* [WHAT THE EXERCISE ASKS]
Every line below should be repeated exactly.

**** ITEMS ****

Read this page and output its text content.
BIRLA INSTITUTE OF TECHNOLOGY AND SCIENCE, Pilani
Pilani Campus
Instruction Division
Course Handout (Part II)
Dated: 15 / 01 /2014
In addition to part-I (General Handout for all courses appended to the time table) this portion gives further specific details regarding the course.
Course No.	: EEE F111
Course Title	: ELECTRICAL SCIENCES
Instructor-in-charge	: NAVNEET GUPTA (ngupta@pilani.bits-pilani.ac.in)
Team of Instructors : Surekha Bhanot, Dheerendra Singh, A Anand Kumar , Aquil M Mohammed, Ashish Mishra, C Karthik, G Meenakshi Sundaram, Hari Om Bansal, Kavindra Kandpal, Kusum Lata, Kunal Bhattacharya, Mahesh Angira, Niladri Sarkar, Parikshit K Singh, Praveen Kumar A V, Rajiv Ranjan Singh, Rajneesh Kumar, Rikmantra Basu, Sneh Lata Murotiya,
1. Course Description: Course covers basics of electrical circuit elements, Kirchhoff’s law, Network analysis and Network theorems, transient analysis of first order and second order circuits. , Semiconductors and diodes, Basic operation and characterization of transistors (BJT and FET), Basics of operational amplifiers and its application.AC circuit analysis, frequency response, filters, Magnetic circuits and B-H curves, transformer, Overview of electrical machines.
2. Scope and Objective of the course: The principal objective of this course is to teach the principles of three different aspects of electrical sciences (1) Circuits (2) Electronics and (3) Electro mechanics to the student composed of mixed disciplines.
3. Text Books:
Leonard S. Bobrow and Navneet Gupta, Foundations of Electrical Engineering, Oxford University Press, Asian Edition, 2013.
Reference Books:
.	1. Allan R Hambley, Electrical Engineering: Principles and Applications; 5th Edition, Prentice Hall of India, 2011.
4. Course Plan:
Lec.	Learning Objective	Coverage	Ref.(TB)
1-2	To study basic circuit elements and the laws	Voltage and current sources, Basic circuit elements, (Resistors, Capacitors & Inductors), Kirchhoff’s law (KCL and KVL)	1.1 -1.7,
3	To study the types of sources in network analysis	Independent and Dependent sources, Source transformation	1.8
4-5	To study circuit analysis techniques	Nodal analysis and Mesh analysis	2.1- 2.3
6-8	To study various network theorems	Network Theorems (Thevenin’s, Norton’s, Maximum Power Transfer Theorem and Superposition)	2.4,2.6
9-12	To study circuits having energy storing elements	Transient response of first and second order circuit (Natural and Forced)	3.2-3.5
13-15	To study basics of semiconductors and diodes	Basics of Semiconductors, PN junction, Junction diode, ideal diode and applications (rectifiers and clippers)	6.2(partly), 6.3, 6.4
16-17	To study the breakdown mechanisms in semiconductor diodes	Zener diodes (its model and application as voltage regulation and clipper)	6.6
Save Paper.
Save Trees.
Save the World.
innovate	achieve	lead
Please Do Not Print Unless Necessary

****

* [EXERCISE RESULT]
Read this page and output its text content.
BIRLA INSTITUTE OF TECHNOLOGY AND SCIENCE, Pilani
Pilani Campus
Instruction Division
Course Handout (Part II)
Dated: 15 / 01 /2014
In addition to part-I (General Handout for all courses appended to the time table) this portion gives further specific details regarding the course.
Course No.	: EEE F111
Course Title	: ELECTRICAL SCIENCES
Instructor-in-charge	: NAVNEET GUPTA (ngupta@pilani.bits-pilani.ac.in)
Team of Instructors : Surekha Bhanot, Dheerendra Singh, A Anand Kumar , Aquil M Mohammed, Ashish Mishra, C Karthik, G Meenakshi Sundaram, Hari Om Bansal, Kavindra Kandpal, Kusum Lata, Kunal Bhattacharya, Mahesh Angira, Niladri Sarkar, Parikshit K Singh, Praveen Kumar A V, Rajiv Ranjan Singh, Rajneesh Kumar, Rikmantra Basu, Sneh Lata Murotiya,
1. Course Description: Course covers basics of electrical circuit elements, Kirchhoff’s law, Network analysis and Network theorems, transient analysis of first order and second order circuits. , Semiconductors and diodes, Basic operation and characterization of transistors (BJT and FET), Basics of operational amplifiers and its application.AC circuit analysis, frequency response, filters, Magnetic circuits and B-H curves, transformer, Overview of electrical machines.
2. Scope and Objective of the course: The principal objective of this course is to teach the principles of three different aspects of electrical sciences (1) Circuits (2) Electronics and (3) Electro mechanics to the student composed of mixed disciplines.
3. Text Books:
Leonard S. Bobrow and Navneet Gupta, Foundations of Electrical Engineering, Oxford University Press, Asian Edition, 2013.
Reference Books:
.	1. Allan R Hambley, Electrical Engineering: Principles and Applications; 5th Edition, Prentice Hall of India, 2011.
4. Course Plan:
Lec.	Learning Objective	Coverage	Ref.(TB)
1-2	To study basic circuit elements and the laws	Voltage and current sources, Basic circuit elements, (Resistors, Capacitors & Inductors), Kirchhoff’s law (KCL and KVL)	1.1 -1.7,
3	To study the types of sources in network analysis	Independent and Dependent sources, Source transformation	1.8
4-5	To study circuit analysis techniques	Nodal analysis and Mesh analysis	2.1- 2.3
6-8	To study various network theorems	Network Theorems (Thevenin’s, Norton’s, Maximum Power Transfer Theorem and Superposition)	2.4,2.6
9-12	To study circuits having energy storing elements	Transient response of first and second order circuit (Natural and Forced)	3.2-3.5
13-15	To study basics of semiconductors and diodes	Basics of Semiconductors, PN junction, Junction diode, ideal diode and applications (rectifiers and clippers)	6.2(partly), 6.3, 6.4
16-17	To study the breakdown mechanisms in semiconductor diodes	Zener diodes (its model and application as voltage regulation and clipper)	6.6
Save Paper.
Save Trees.
Save the World.
innovate	achieve	lead
Please Do Not Print Unless Necessary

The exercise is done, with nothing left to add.